Objective
Repeat the records word for word, excluding any picture.

Items from a dataset
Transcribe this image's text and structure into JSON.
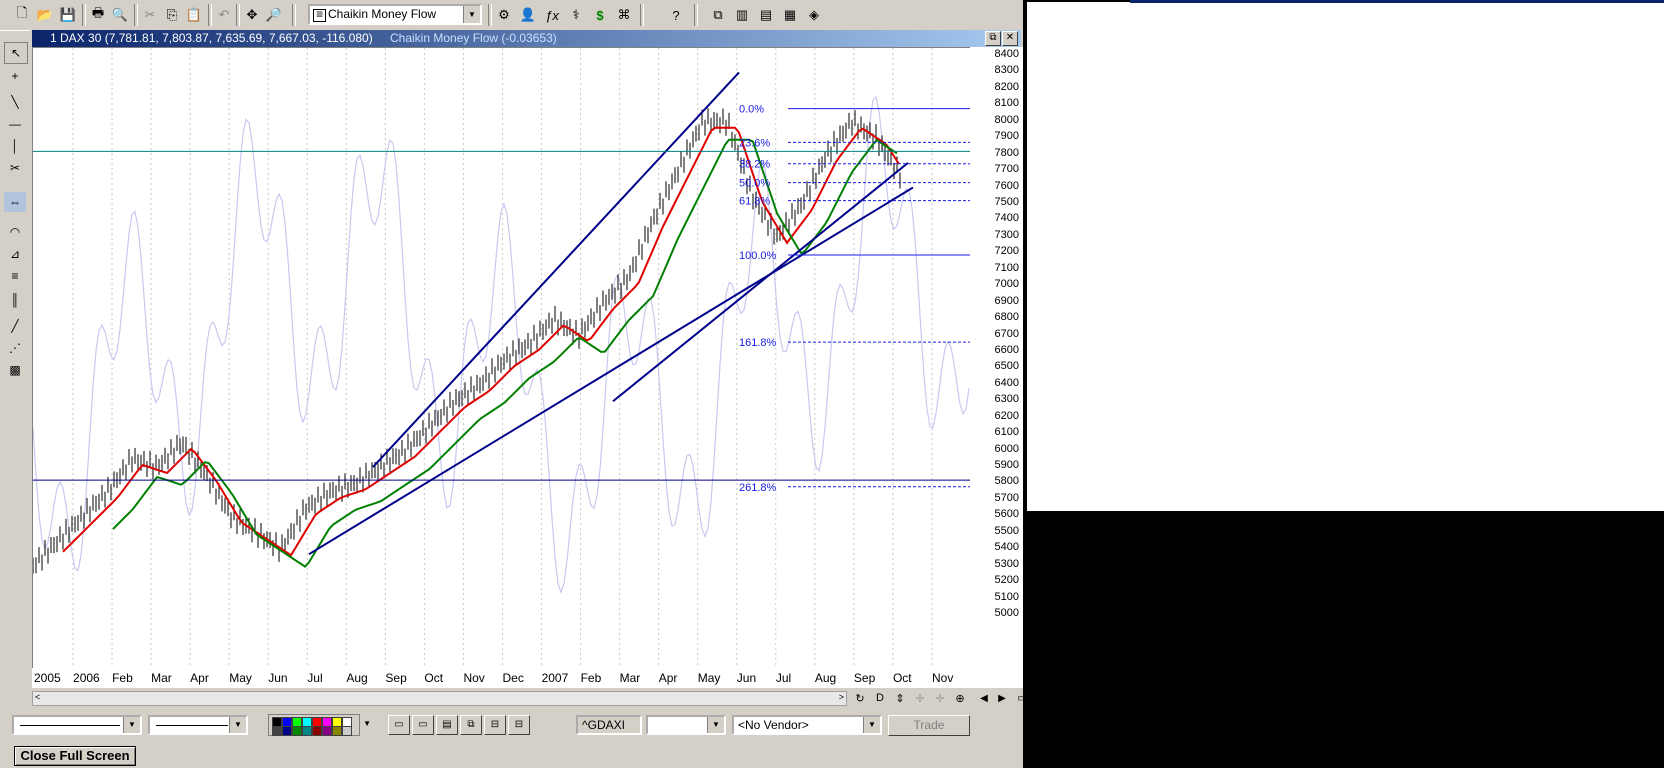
{
  "toolbar": {
    "study_select": "Chaikin Money Flow",
    "icons": [
      "new-icon",
      "open-icon",
      "save-icon",
      "print-icon",
      "print-preview-icon",
      "cut-icon",
      "copy-icon",
      "paste-icon",
      "undo-icon",
      "crosshair-icon",
      "zoom-icon",
      "gear-icon",
      "person-icon",
      "function-icon",
      "indicator-icon",
      "dollar-icon",
      "binoculars-icon",
      "help-icon",
      "window-tile-icon",
      "columns-icon",
      "rows-icon",
      "grid-icon",
      "palette-icon"
    ]
  },
  "chart": {
    "title_main": "1 DAX 30 (7,781.81, 7,803.87, 7,635.69, 7,667.03, -116.080)",
    "title_indicator": "Chaikin Money Flow (-0.03653)",
    "y_ticks": [
      "8400",
      "8300",
      "8200",
      "8100",
      "8000",
      "7900",
      "7800",
      "7700",
      "7600",
      "7500",
      "7400",
      "7300",
      "7200",
      "7100",
      "7000",
      "6900",
      "6800",
      "6700",
      "6600",
      "6500",
      "6400",
      "6300",
      "6200",
      "6100",
      "6000",
      "5900",
      "5800",
      "5700",
      "5600",
      "5500",
      "5400",
      "5300",
      "5200",
      "5100",
      "5000"
    ],
    "x_ticks": [
      "2005",
      "2006",
      "Feb",
      "Mar",
      "Apr",
      "May",
      "Jun",
      "Jul",
      "Aug",
      "Sep",
      "Oct",
      "Nov",
      "Dec",
      "2007",
      "Feb",
      "Mar",
      "Apr",
      "May",
      "Jun",
      "Jul",
      "Aug",
      "Sep",
      "Oct",
      "Nov"
    ],
    "fib_levels": [
      "0.0%",
      "23.6%",
      "38.2%",
      "50.0%",
      "61.8%",
      "100.0%",
      "161.8%",
      "261.8%"
    ],
    "colors": {
      "price": "#000000",
      "ma_fast": "#e00000",
      "ma_slow": "#008000",
      "trend": "#00008b",
      "fib": "#1a1ae6",
      "cmf": "#c8c8f0",
      "hline": "#008080"
    }
  },
  "bottom": {
    "symbol": "^GDAXI",
    "vendor": "<No Vendor>",
    "trade_label": "Trade",
    "close_full_screen": "Close Full Screen"
  },
  "chart_data": {
    "type": "line",
    "series": [
      {
        "name": "DAX 30",
        "values": [
          5300,
          5450,
          5600,
          5750,
          5950,
          5900,
          6050,
          5850,
          5600,
          5500,
          5400,
          5650,
          5750,
          5800,
          5900,
          6000,
          6150,
          6300,
          6400,
          6550,
          6650,
          6800,
          6700,
          6900,
          7050,
          7400,
          7700,
          8000,
          8000,
          7550,
          7300,
          7500,
          7800,
          8000,
          7900,
          7667
        ]
      }
    ],
    "ylim": [
      5000,
      8400
    ]
  }
}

Full answer
Transcribe this image's text and structure into JSON.
{
  "toolbar": {
    "study_select": "Chaikin Money Flow",
    "icons": [
      "new-icon",
      "open-icon",
      "save-icon",
      "print-icon",
      "print-preview-icon",
      "cut-icon",
      "copy-icon",
      "paste-icon",
      "undo-icon",
      "crosshair-icon",
      "zoom-icon",
      "gear-icon",
      "person-icon",
      "function-icon",
      "indicator-icon",
      "dollar-icon",
      "binoculars-icon",
      "help-icon",
      "window-tile-icon",
      "columns-icon",
      "rows-icon",
      "grid-icon",
      "palette-icon"
    ]
  },
  "chart": {
    "title_main": "1 DAX 30 (7,781.81, 7,803.87, 7,635.69, 7,667.03, -116.080)",
    "title_indicator": "Chaikin Money Flow (-0.03653)",
    "y_ticks": [
      "8400",
      "8300",
      "8200",
      "8100",
      "8000",
      "7900",
      "7800",
      "7700",
      "7600",
      "7500",
      "7400",
      "7300",
      "7200",
      "7100",
      "7000",
      "6900",
      "6800",
      "6700",
      "6600",
      "6500",
      "6400",
      "6300",
      "6200",
      "6100",
      "6000",
      "5900",
      "5800",
      "5700",
      "5600",
      "5500",
      "5400",
      "5300",
      "5200",
      "5100",
      "5000"
    ],
    "x_ticks": [
      "2005",
      "2006",
      "Feb",
      "Mar",
      "Apr",
      "May",
      "Jun",
      "Jul",
      "Aug",
      "Sep",
      "Oct",
      "Nov",
      "Dec",
      "2007",
      "Feb",
      "Mar",
      "Apr",
      "May",
      "Jun",
      "Jul",
      "Aug",
      "Sep",
      "Oct",
      "Nov"
    ],
    "fib_levels": [
      "0.0%",
      "23.6%",
      "38.2%",
      "50.0%",
      "61.8%",
      "100.0%",
      "161.8%",
      "261.8%"
    ],
    "colors": {
      "price": "#000000",
      "ma_fast": "#e00000",
      "ma_slow": "#008000",
      "trend": "#00008b",
      "fib": "#1a1ae6",
      "cmf": "#c8c8f0",
      "hline": "#008080"
    }
  },
  "bottom": {
    "symbol": "^GDAXI",
    "vendor": "<No Vendor>",
    "trade_label": "Trade",
    "close_full_screen": "Close Full Screen"
  },
  "chart_data": {
    "type": "line",
    "series": [
      {
        "name": "DAX 30",
        "values": [
          5300,
          5450,
          5600,
          5750,
          5950,
          5900,
          6050,
          5850,
          5600,
          5500,
          5400,
          5650,
          5750,
          5800,
          5900,
          6000,
          6150,
          6300,
          6400,
          6550,
          6650,
          6800,
          6700,
          6900,
          7050,
          7400,
          7700,
          8000,
          8000,
          7550,
          7300,
          7500,
          7800,
          8000,
          7900,
          7667
        ]
      }
    ],
    "ylim": [
      5000,
      8400
    ]
  }
}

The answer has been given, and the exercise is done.